Task to carry out: Using the data below, gather each line that includes the word "Powders".

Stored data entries

-- Opening Marker --

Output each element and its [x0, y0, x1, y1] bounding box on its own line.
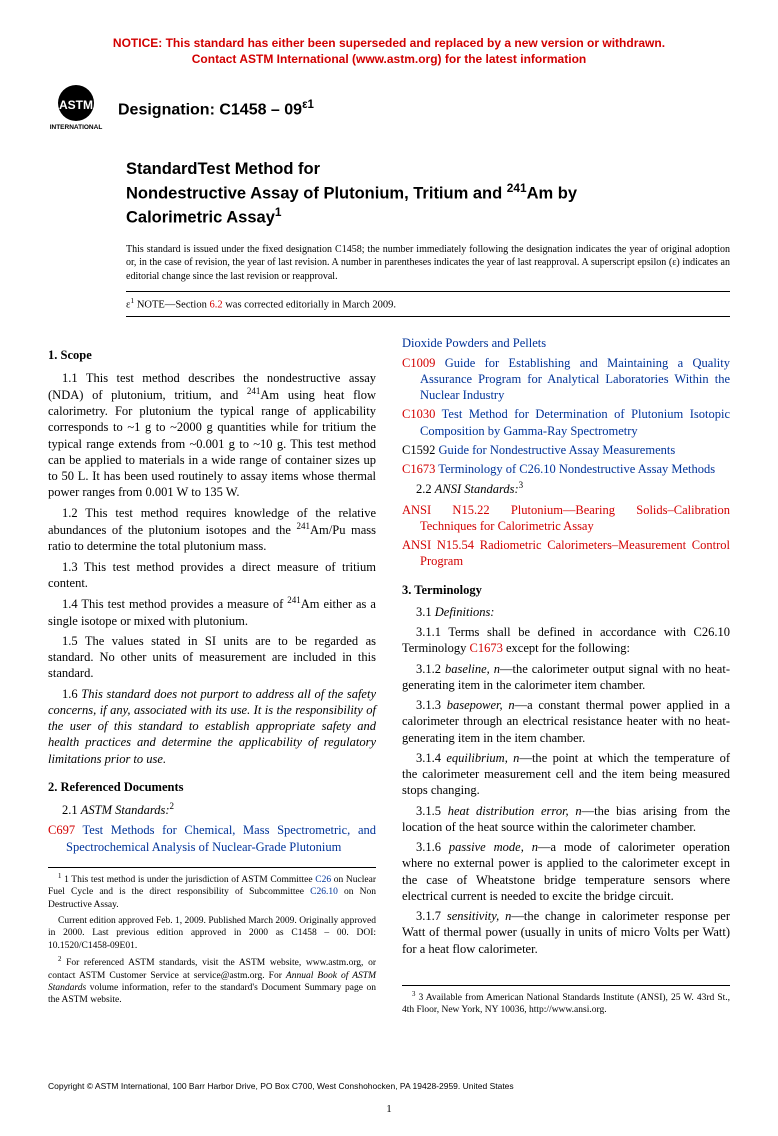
ref-c1673[interactable]: C1673 Terminology of C26.10 Nondestructi… — [420, 461, 730, 477]
title-line1: Nondestructive Assay of Plutonium, Triti… — [126, 184, 507, 202]
svg-text:ASTM: ASTM — [59, 98, 93, 112]
eps-section-ref[interactable]: 6.2 — [209, 300, 222, 311]
designation: Designation: C1458 – 09ε1 — [118, 98, 314, 121]
designation-label: Designation: C1458 – 09 — [118, 101, 302, 118]
issuance-note: This standard is issued under the fixed … — [126, 243, 730, 284]
footnote-2: 2 For referenced ASTM standards, visit t… — [48, 956, 376, 1007]
page-number: 1 — [48, 1102, 730, 1116]
title-footmark: 1 — [275, 205, 282, 219]
title-am-sup: 241 — [507, 181, 527, 195]
ref-c1673-code: C1673 — [402, 462, 435, 476]
ref-c1030-title: Test Method for Determination of Plutoni… — [420, 407, 730, 437]
ref-c1009[interactable]: C1009 Guide for Establishing and Maintai… — [420, 355, 730, 404]
page: NOTICE: This standard has either been su… — [0, 0, 778, 1136]
astm-logo: ASTM INTERNATIONAL — [48, 81, 104, 137]
ref-c1009-title: Guide for Establishing and Maintaining a… — [420, 356, 730, 403]
scope-1-2: 1.2 This test method requires knowledge … — [48, 505, 376, 555]
terminology-3-1-1: 3.1.1 Terms shall be defined in accordan… — [402, 624, 730, 657]
supersession-notice: NOTICE: This standard has either been su… — [48, 35, 730, 67]
column-right: Dioxide Powders and Pellets C1009 Guide … — [402, 335, 730, 1021]
terminology-3-1-6: 3.1.6 passive mode, n—a mode of calorime… — [402, 839, 730, 904]
scope-1-3: 1.3 This test method provides a direct m… — [48, 559, 376, 592]
footnote-1: 1 1 This test method is under the jurisd… — [48, 873, 376, 911]
refdocs-heading: 2. Referenced Documents — [48, 779, 376, 795]
terminology-3-1-2: 3.1.2 baseline, n—the calorimeter output… — [402, 661, 730, 694]
refdocs-ansi-label: 2.2 ANSI Standards:3 — [402, 480, 730, 497]
ref-c1592-title: Guide for Nondestructive Assay Measureme… — [435, 443, 675, 457]
ref-n1554-code: ANSI N15.54 — [402, 538, 474, 552]
ref-c1030[interactable]: C1030 Test Method for Determination of P… — [420, 406, 730, 439]
ref-c697-title: Test Methods for Chemical, Mass Spectrom… — [66, 823, 376, 853]
column-left: 1. Scope 1.1 This test method describes … — [48, 335, 376, 1021]
ref-c697-title-cont: Dioxide Powders and Pellets — [402, 336, 546, 350]
body-columns: 1. Scope 1.1 This test method describes … — [48, 335, 730, 1021]
ref-n1554[interactable]: ANSI N15.54 Radiometric Calorimeters–Mea… — [420, 537, 730, 570]
designation-epsilon: ε1 — [302, 99, 314, 111]
scope-1-6: 1.6 This standard does not purport to ad… — [48, 686, 376, 767]
footnote-3: 3 3 Available from American National Sta… — [402, 991, 730, 1017]
refdocs-astm-label: 2.1 ASTM Standards:2 — [48, 801, 376, 818]
scope-1-5: 1.5 The values stated in SI units are to… — [48, 633, 376, 682]
designation-row: ASTM INTERNATIONAL Designation: C1458 – … — [48, 81, 730, 137]
title-kicker: StandardTest Method for — [126, 159, 730, 180]
footnote-1b: Current edition approved Feb. 1, 2009. P… — [48, 915, 376, 952]
svg-text:INTERNATIONAL: INTERNATIONAL — [50, 124, 103, 131]
eps-label: NOTE—Section — [134, 300, 209, 311]
scope-heading: 1. Scope — [48, 347, 376, 363]
notice-line1: NOTICE: This standard has either been su… — [113, 36, 665, 50]
ref-n1522-code: ANSI N15.22 — [402, 503, 490, 517]
copyright-line: Copyright © ASTM International, 100 Barr… — [48, 1081, 730, 1092]
ref-c1030-code: C1030 — [402, 407, 435, 421]
title-am-base: Am by — [527, 184, 577, 202]
left-footnotes: 1 1 This test method is under the jurisd… — [48, 867, 376, 1007]
title-line2: Calorimetric Assay — [126, 208, 275, 226]
right-footnotes: 3 3 Available from American National Sta… — [402, 985, 730, 1017]
terminology-3-1-7: 3.1.7 sensitivity, n—the change in calor… — [402, 908, 730, 957]
terminology-3-1-3: 3.1.3 basepower, n—a constant thermal po… — [402, 697, 730, 746]
epsilon-note: ε1 NOTE—Section 6.2 was corrected editor… — [126, 291, 730, 317]
ref-c697-code: C697 — [48, 823, 75, 837]
terminology-3-1-4: 3.1.4 equilibrium, n—the point at which … — [402, 750, 730, 799]
scope-1-4: 1.4 This test method provides a measure … — [48, 595, 376, 629]
notice-line2: Contact ASTM International (www.astm.org… — [192, 52, 586, 66]
terminology-heading: 3. Terminology — [402, 582, 730, 598]
ref-c1592[interactable]: C1592 Guide for Nondestructive Assay Mea… — [420, 442, 730, 458]
ref-c1673-title: Terminology of C26.10 Nondestructive Ass… — [435, 462, 715, 476]
ref-c1009-code: C1009 — [402, 356, 435, 370]
ref-c697[interactable]: C697 Test Methods for Chemical, Mass Spe… — [66, 822, 376, 855]
ref-c1592-code: C1592 — [402, 443, 435, 457]
terminology-3-1: 3.1 Definitions: — [402, 604, 730, 620]
title-main: Nondestructive Assay of Plutonium, Triti… — [126, 181, 730, 229]
title-block: StandardTest Method for Nondestructive A… — [126, 159, 730, 228]
eps-tail: was corrected editorially in March 2009. — [223, 300, 396, 311]
terminology-3-1-5: 3.1.5 heat distribution error, n—the bia… — [402, 803, 730, 836]
ref-c697-cont[interactable]: Dioxide Powders and Pellets — [420, 335, 730, 351]
scope-1-1: 1.1 This test method describes the nonde… — [48, 370, 376, 501]
ref-n1522[interactable]: ANSI N15.22 Plutonium—Bearing Solids–Cal… — [420, 502, 730, 535]
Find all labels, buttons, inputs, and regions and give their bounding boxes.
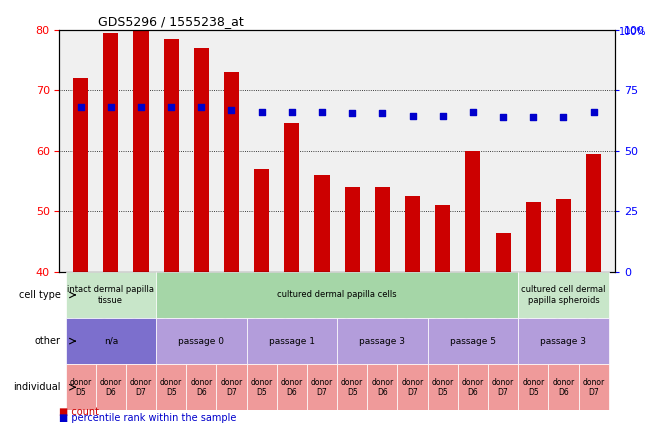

-- Closing Marker --

Response area:
column-right: Dioxide Powders and Pellets C1009 Guide … — [402, 335, 730, 1021]
ref-c697-title-cont: Dioxide Powders and Pellets — [402, 336, 546, 350]
ref-c697-cont[interactable]: Dioxide Powders and Pellets — [420, 335, 730, 351]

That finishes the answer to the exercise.